PROBLEM:
The records below are to be copied word for word, with every picture left out.

Stored data
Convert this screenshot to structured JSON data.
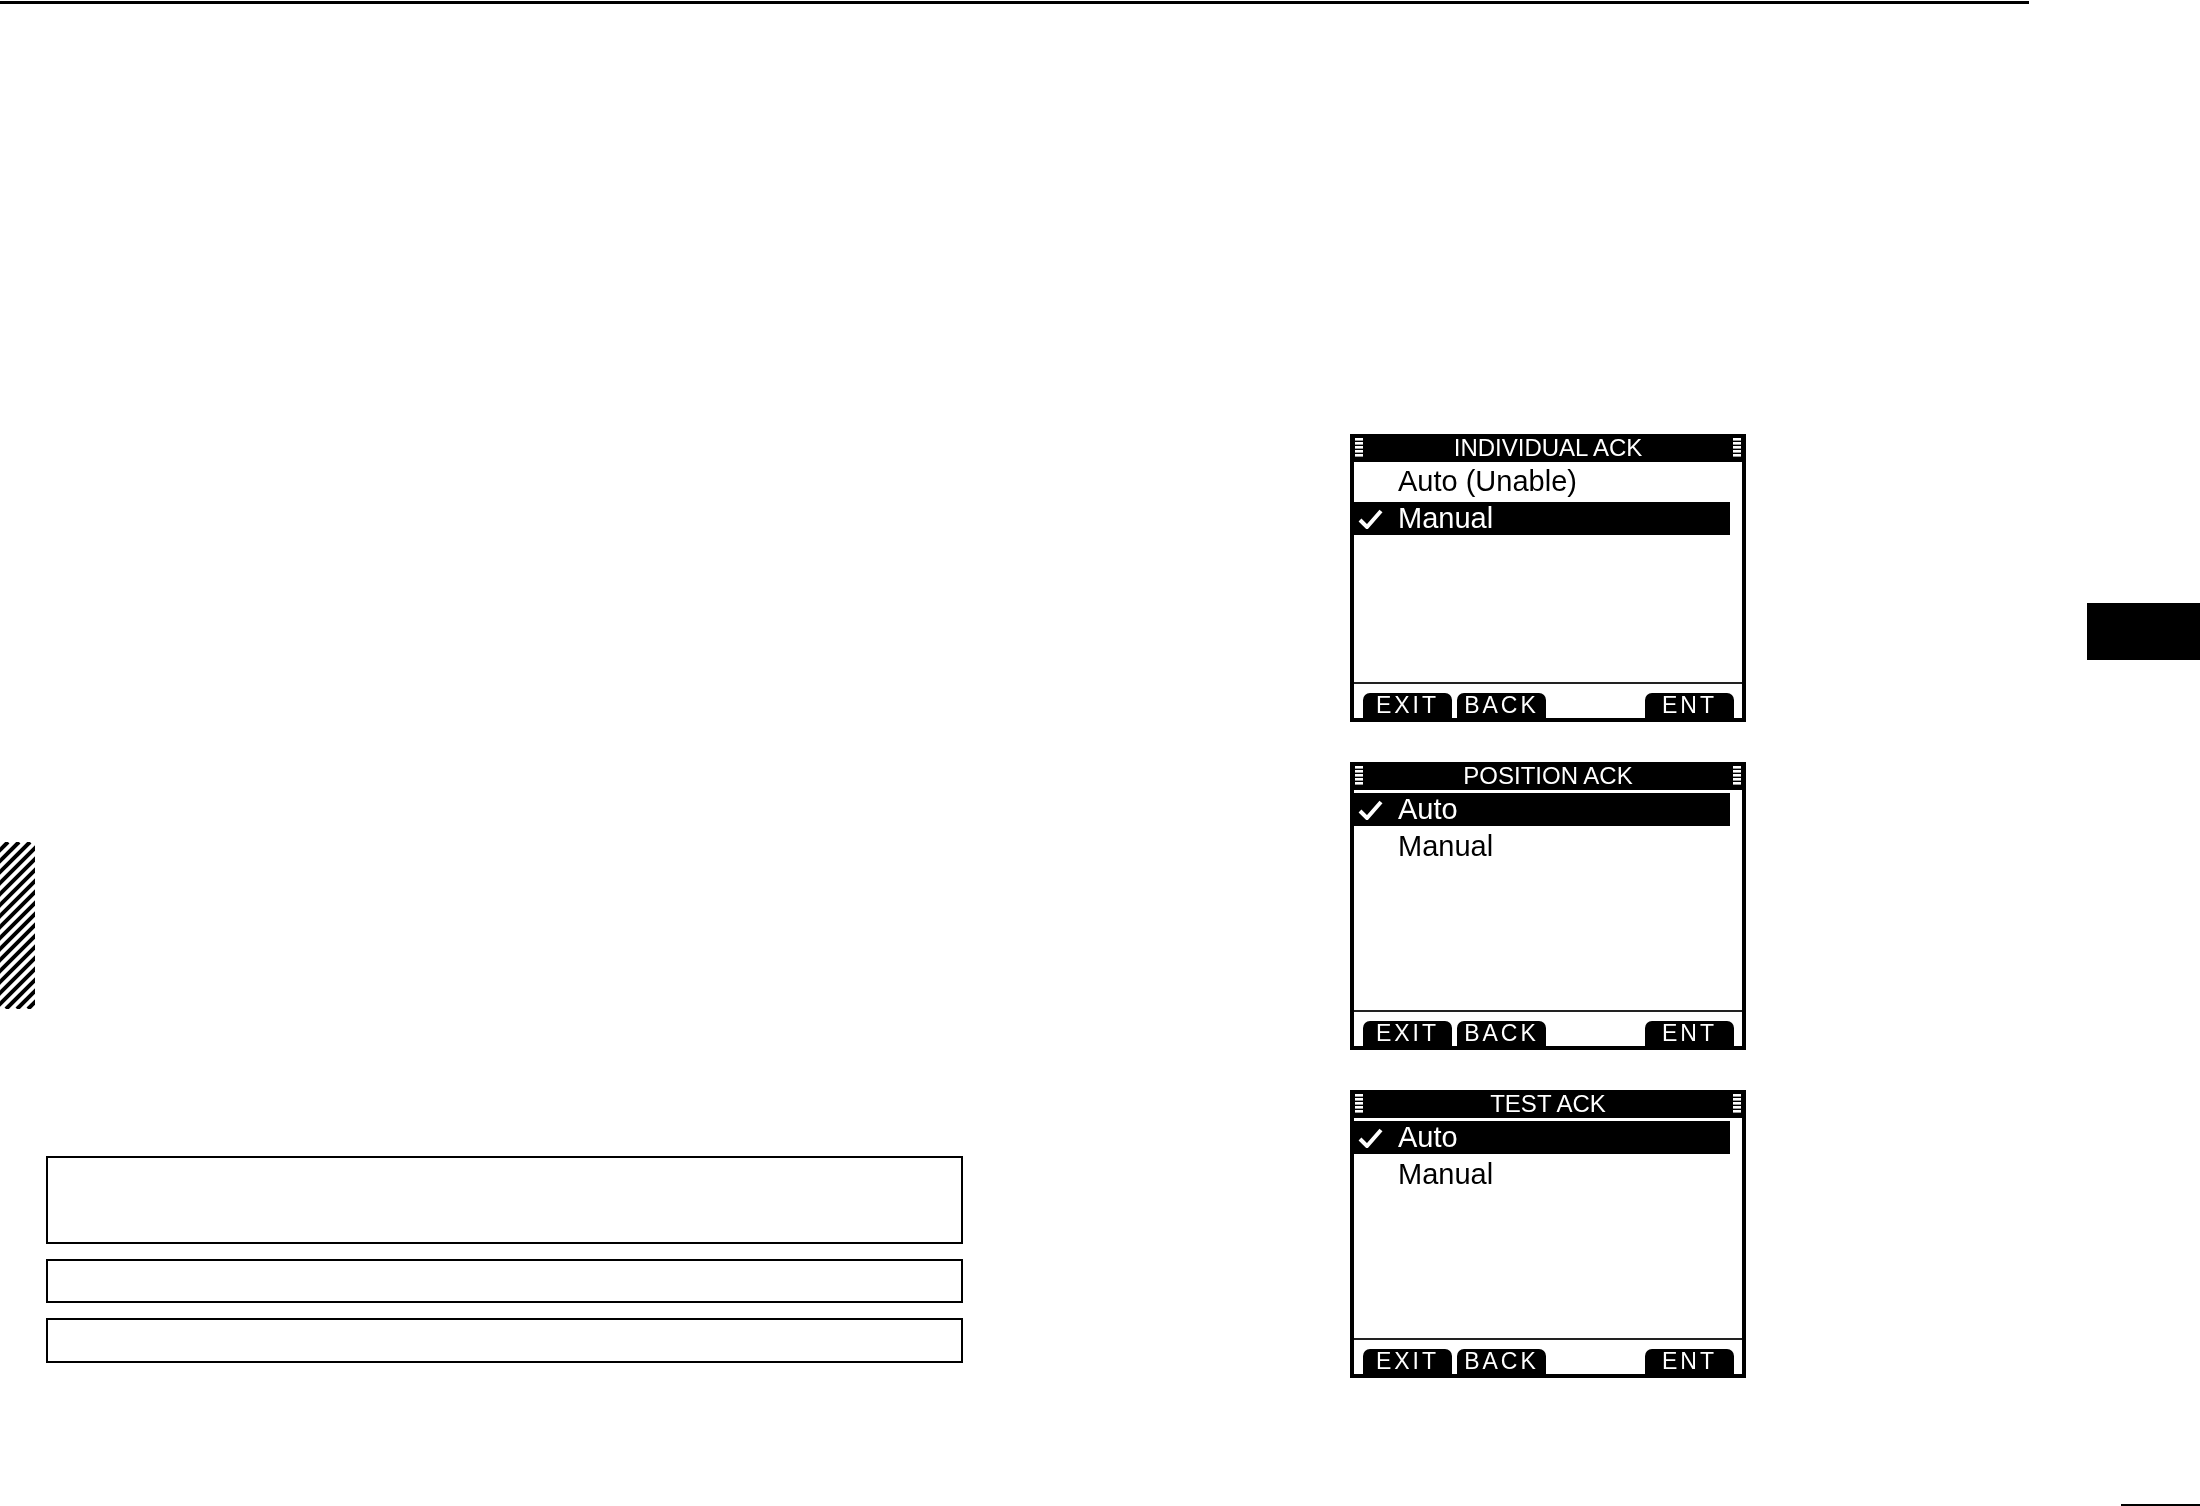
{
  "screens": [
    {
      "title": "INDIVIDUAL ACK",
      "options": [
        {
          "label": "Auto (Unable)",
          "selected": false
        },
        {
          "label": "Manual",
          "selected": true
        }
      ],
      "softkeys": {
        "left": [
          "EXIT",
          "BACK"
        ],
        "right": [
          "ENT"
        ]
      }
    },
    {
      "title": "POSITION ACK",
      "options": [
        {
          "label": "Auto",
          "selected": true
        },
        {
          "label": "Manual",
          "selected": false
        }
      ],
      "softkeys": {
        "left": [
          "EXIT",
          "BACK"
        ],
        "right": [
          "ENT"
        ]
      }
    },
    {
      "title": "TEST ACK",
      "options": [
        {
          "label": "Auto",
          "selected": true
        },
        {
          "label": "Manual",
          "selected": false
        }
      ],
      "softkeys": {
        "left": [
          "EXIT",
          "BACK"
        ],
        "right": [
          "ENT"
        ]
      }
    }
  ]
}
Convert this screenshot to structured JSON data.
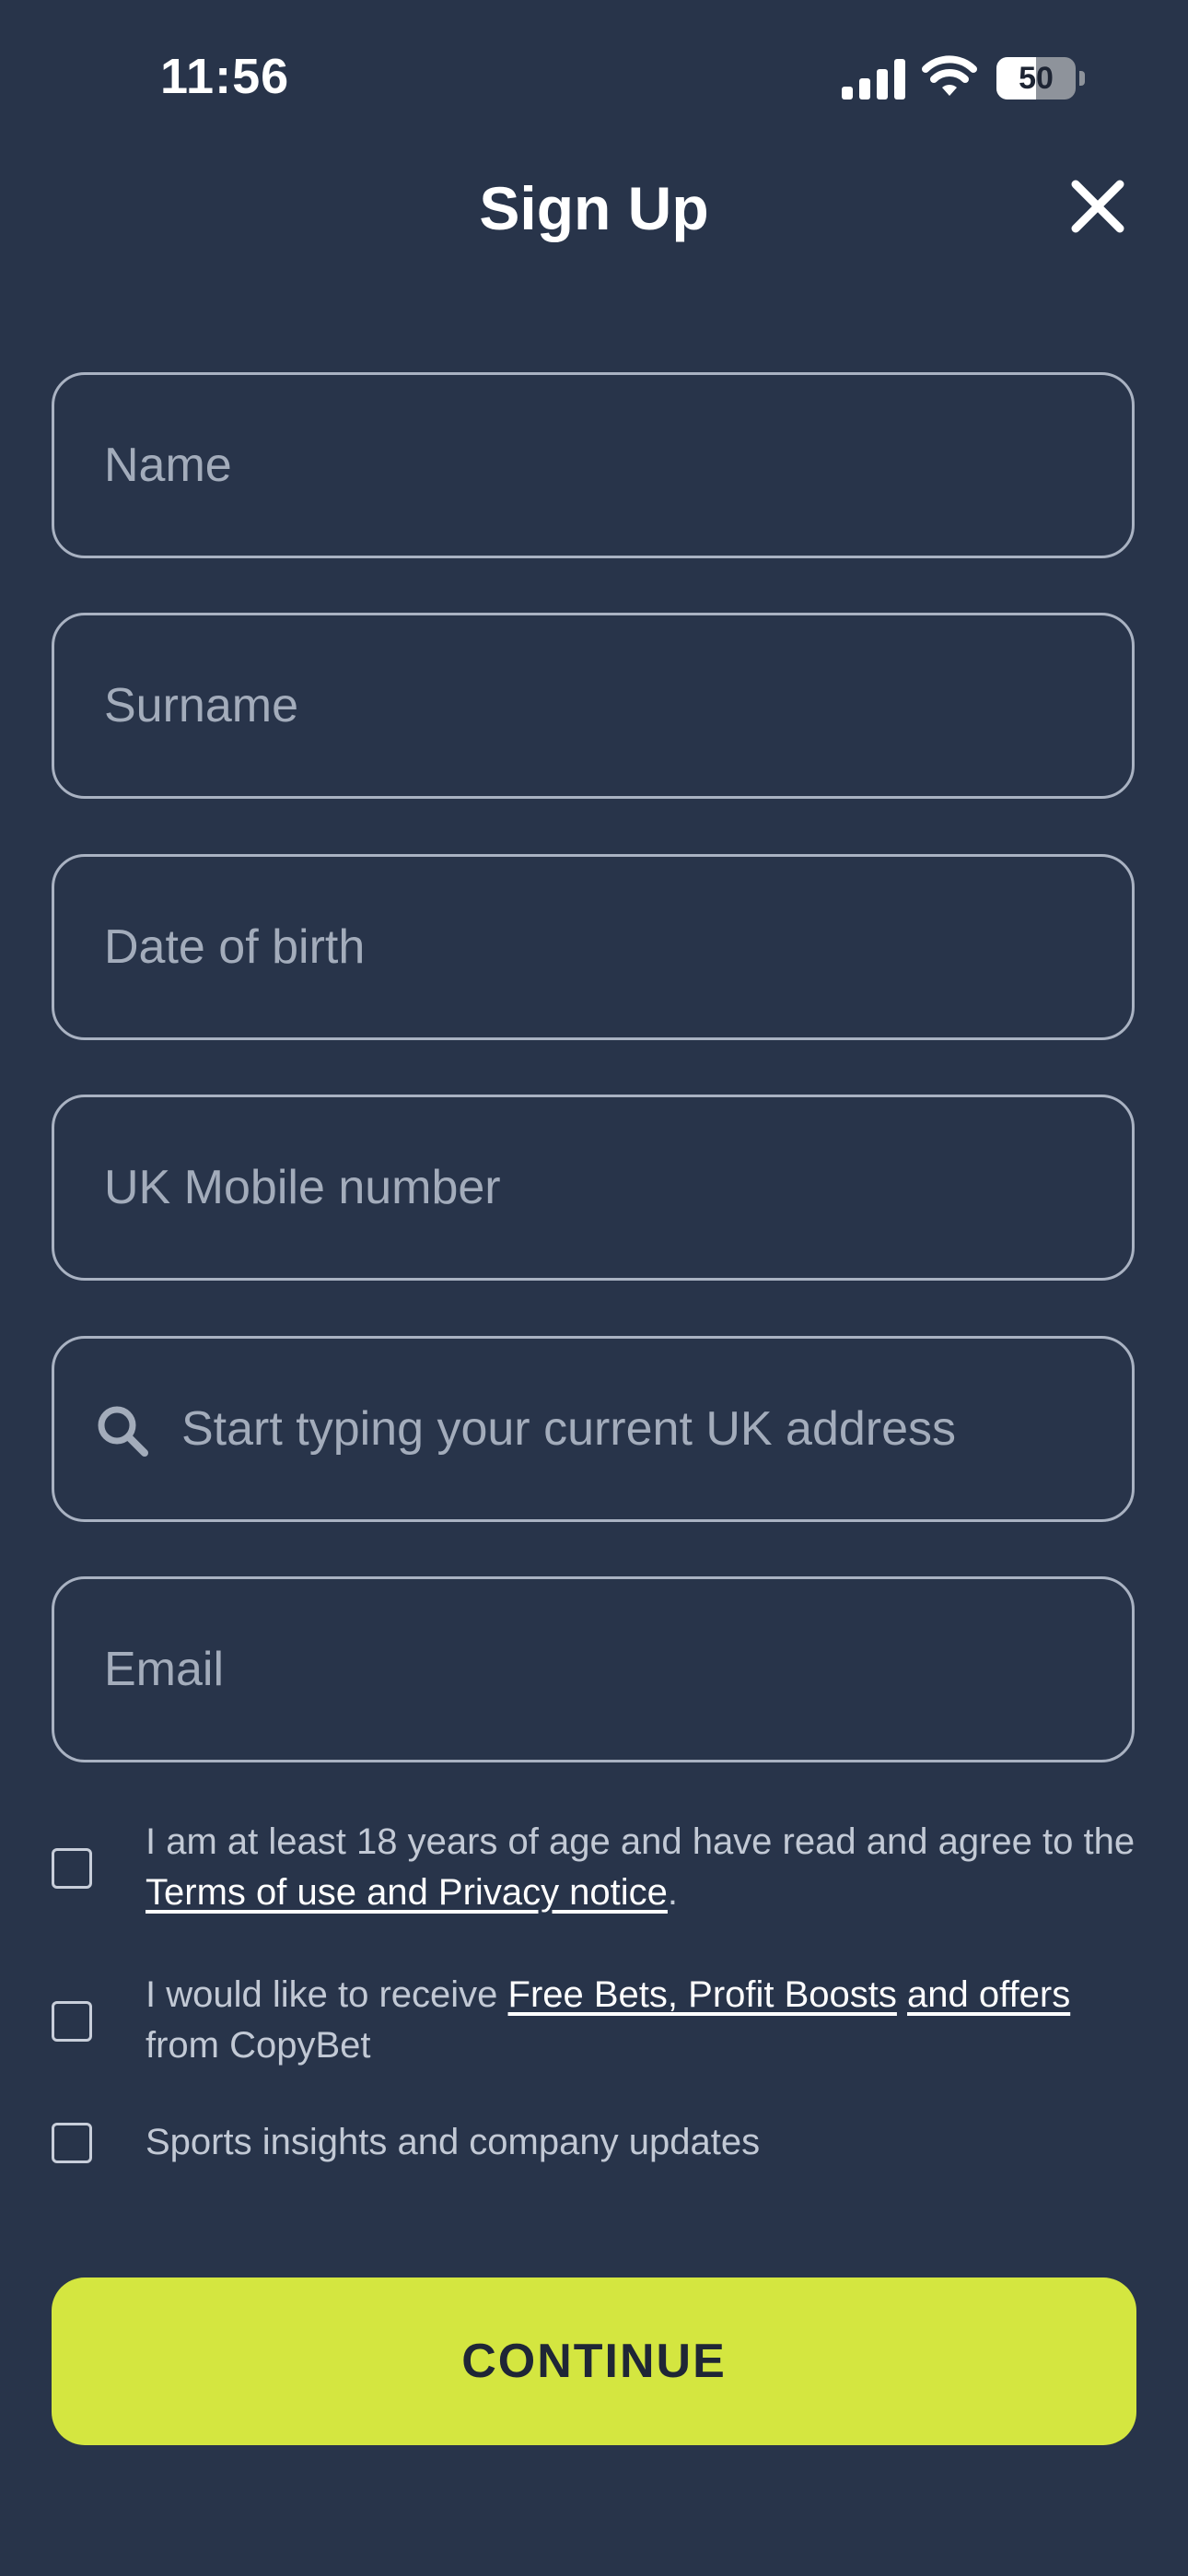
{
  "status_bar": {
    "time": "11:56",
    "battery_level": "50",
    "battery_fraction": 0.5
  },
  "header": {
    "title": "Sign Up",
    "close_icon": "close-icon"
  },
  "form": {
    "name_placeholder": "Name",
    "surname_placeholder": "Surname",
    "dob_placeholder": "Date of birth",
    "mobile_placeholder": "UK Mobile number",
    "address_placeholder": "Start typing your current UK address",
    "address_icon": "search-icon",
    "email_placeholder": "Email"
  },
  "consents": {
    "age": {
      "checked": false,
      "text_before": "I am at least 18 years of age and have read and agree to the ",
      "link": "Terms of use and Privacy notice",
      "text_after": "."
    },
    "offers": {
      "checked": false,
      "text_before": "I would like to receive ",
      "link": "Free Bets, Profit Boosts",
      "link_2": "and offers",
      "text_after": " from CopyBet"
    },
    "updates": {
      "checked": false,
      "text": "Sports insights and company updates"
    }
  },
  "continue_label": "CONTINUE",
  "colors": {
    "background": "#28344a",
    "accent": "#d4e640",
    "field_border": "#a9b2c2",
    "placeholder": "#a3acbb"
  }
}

RESULT OF THE EXERCISE:
Convert this screenshot to structured JSON data.
{
  "screens": [
    {
      "title": "INDIVIDUAL ACK",
      "options": [
        {
          "label": "Auto (Unable)",
          "selected": false
        },
        {
          "label": "Manual",
          "selected": true
        }
      ],
      "softkeys": {
        "left": [
          "EXIT",
          "BACK"
        ],
        "right": [
          "ENT"
        ]
      }
    },
    {
      "title": "POSITION ACK",
      "options": [
        {
          "label": "Auto",
          "selected": true
        },
        {
          "label": "Manual",
          "selected": false
        }
      ],
      "softkeys": {
        "left": [
          "EXIT",
          "BACK"
        ],
        "right": [
          "ENT"
        ]
      }
    },
    {
      "title": "TEST ACK",
      "options": [
        {
          "label": "Auto",
          "selected": true
        },
        {
          "label": "Manual",
          "selected": false
        }
      ],
      "softkeys": {
        "left": [
          "EXIT",
          "BACK"
        ],
        "right": [
          "ENT"
        ]
      }
    }
  ]
}
Convert this screenshot to structured JSON data.
{
  "status_bar": {
    "time": "11:56",
    "battery_level": "50",
    "battery_fraction": 0.5
  },
  "header": {
    "title": "Sign Up",
    "close_icon": "close-icon"
  },
  "form": {
    "name_placeholder": "Name",
    "surname_placeholder": "Surname",
    "dob_placeholder": "Date of birth",
    "mobile_placeholder": "UK Mobile number",
    "address_placeholder": "Start typing your current UK address",
    "address_icon": "search-icon",
    "email_placeholder": "Email"
  },
  "consents": {
    "age": {
      "checked": false,
      "text_before": "I am at least 18 years of age and have read and agree to the ",
      "link": "Terms of use and Privacy notice",
      "text_after": "."
    },
    "offers": {
      "checked": false,
      "text_before": "I would like to receive ",
      "link": "Free Bets, Profit Boosts",
      "link_2": "and offers",
      "text_after": " from CopyBet"
    },
    "updates": {
      "checked": false,
      "text": "Sports insights and company updates"
    }
  },
  "continue_label": "CONTINUE",
  "colors": {
    "background": "#28344a",
    "accent": "#d4e640",
    "field_border": "#a9b2c2",
    "placeholder": "#a3acbb"
  }
}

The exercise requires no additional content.